### What the task asks
Select all lines holding the word "Dwarfs" from the entries that follow.

Data entries for graphics:
- - -

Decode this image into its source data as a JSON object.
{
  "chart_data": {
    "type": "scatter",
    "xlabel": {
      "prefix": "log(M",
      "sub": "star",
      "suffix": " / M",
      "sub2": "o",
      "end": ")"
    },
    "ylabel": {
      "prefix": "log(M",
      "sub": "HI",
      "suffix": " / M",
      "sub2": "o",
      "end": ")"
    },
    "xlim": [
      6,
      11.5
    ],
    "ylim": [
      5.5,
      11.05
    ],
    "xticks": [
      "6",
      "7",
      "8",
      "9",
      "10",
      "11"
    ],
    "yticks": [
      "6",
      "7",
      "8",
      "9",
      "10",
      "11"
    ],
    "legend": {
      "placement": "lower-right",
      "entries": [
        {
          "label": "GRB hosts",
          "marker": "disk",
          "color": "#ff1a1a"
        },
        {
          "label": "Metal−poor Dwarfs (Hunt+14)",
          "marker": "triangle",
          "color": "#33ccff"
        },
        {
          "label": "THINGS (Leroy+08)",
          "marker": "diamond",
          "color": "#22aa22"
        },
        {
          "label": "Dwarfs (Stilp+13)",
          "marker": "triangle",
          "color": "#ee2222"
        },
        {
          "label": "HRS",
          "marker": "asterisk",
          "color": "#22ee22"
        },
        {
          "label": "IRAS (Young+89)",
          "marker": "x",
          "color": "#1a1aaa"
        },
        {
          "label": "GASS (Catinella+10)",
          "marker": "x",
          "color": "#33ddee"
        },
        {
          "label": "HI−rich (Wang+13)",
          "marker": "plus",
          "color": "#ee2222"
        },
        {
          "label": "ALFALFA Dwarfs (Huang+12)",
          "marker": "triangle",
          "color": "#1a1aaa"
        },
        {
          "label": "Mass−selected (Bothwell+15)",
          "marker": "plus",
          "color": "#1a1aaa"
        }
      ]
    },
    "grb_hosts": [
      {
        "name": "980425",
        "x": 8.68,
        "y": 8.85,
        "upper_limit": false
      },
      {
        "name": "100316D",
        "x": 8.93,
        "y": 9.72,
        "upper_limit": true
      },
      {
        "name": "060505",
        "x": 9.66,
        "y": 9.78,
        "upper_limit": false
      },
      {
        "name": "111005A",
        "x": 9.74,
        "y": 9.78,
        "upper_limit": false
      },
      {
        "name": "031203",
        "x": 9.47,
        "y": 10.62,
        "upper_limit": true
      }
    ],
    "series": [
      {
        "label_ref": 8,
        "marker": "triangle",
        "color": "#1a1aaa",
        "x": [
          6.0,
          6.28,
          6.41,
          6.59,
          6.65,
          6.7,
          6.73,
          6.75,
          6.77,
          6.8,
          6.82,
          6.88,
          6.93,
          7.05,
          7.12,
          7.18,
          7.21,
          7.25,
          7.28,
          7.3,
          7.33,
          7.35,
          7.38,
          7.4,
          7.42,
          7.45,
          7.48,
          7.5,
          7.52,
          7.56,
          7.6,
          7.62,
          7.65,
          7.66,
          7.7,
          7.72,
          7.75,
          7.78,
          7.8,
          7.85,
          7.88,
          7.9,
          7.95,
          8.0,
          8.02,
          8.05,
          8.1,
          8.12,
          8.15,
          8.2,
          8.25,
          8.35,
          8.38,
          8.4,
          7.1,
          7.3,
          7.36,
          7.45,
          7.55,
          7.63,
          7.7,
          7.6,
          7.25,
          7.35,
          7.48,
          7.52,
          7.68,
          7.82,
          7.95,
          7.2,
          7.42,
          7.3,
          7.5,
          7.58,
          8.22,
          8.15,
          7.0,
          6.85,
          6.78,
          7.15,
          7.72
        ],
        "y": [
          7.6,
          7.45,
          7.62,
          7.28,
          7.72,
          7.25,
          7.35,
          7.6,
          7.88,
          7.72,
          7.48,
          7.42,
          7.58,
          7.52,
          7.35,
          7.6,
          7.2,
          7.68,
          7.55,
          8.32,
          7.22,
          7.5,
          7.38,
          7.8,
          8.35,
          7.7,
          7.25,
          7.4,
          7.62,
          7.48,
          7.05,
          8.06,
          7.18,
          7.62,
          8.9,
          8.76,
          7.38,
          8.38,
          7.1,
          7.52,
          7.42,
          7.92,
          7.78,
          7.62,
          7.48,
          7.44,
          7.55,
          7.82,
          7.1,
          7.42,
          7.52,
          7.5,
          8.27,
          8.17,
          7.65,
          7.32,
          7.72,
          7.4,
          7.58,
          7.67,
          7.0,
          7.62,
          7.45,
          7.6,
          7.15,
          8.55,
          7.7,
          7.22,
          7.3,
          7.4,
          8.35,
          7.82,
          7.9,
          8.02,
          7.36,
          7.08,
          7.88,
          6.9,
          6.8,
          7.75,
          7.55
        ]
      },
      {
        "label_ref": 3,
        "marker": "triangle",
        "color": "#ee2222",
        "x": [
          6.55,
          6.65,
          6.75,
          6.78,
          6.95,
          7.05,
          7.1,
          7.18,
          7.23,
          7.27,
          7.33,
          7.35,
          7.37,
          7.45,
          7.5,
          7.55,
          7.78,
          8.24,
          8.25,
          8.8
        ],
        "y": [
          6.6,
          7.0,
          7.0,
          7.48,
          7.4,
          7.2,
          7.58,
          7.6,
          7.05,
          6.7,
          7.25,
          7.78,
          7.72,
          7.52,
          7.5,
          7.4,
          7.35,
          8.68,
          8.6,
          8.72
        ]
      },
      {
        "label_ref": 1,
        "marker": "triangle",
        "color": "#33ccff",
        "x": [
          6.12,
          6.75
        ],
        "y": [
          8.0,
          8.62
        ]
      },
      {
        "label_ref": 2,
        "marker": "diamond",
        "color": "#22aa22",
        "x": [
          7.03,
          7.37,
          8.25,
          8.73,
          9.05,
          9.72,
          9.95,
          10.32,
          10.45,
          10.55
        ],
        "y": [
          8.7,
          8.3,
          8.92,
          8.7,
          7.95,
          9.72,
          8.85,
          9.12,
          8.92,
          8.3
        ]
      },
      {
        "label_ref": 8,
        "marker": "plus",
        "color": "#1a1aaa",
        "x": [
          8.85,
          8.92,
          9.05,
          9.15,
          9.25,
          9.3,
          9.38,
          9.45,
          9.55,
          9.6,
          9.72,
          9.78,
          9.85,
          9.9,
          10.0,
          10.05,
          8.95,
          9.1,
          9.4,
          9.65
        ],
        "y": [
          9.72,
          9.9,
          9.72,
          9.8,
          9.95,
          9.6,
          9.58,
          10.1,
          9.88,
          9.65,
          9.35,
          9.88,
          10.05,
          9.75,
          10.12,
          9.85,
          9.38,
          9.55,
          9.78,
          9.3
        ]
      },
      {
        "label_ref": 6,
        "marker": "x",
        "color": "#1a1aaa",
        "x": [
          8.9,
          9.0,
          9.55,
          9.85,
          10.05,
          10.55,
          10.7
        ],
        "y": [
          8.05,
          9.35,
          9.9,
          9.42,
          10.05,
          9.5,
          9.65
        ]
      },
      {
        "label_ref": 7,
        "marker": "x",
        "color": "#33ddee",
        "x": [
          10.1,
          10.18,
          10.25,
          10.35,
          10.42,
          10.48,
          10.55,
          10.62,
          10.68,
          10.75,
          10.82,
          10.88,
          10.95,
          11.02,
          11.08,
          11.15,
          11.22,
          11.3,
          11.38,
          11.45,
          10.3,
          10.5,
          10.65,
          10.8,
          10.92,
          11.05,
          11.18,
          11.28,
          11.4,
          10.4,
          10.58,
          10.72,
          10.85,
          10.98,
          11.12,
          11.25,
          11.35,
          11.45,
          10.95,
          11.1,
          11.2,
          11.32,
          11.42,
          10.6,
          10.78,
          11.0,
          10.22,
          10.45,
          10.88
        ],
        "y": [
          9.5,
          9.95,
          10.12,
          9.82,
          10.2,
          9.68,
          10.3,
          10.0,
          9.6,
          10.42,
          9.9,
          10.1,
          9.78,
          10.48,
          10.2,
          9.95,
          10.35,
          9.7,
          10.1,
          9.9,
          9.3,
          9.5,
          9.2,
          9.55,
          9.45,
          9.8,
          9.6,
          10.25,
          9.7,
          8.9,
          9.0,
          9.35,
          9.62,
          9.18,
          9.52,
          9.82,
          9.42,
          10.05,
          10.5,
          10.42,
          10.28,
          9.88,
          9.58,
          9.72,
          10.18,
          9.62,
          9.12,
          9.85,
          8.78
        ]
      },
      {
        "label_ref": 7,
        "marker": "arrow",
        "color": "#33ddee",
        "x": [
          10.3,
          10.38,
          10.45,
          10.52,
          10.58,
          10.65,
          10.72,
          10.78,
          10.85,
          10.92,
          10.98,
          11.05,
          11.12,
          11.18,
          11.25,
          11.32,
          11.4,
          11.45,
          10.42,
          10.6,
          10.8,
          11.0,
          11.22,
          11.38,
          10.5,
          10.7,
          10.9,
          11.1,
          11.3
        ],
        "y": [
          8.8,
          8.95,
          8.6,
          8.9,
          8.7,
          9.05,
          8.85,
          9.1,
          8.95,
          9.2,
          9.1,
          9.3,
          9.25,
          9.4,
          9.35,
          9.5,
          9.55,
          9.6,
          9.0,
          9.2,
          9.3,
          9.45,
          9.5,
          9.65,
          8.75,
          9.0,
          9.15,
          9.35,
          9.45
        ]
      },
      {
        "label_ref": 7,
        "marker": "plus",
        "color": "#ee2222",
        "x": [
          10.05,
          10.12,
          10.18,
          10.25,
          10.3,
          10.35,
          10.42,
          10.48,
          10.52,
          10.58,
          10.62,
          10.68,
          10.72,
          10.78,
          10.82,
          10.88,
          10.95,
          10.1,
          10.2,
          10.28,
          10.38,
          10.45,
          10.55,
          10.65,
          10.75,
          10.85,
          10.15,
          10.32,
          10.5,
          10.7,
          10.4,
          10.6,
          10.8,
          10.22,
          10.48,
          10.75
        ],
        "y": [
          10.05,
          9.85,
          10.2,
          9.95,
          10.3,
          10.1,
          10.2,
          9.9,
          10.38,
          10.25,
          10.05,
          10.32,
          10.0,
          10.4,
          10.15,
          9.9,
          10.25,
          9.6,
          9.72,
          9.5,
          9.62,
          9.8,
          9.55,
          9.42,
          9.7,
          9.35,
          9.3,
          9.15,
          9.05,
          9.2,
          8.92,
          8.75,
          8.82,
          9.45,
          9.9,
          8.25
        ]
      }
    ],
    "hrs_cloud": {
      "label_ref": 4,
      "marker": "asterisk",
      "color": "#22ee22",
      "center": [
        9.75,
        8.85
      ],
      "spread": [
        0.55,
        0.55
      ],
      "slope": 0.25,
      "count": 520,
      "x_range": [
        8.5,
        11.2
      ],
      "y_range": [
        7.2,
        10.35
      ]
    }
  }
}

- - -

### Task response
          "label": "Metal−poor Dwarfs (Hunt+14)",
          "label": "Dwarfs (Stilp+13)",
          "label": "ALFALFA Dwarfs (Huang+12)",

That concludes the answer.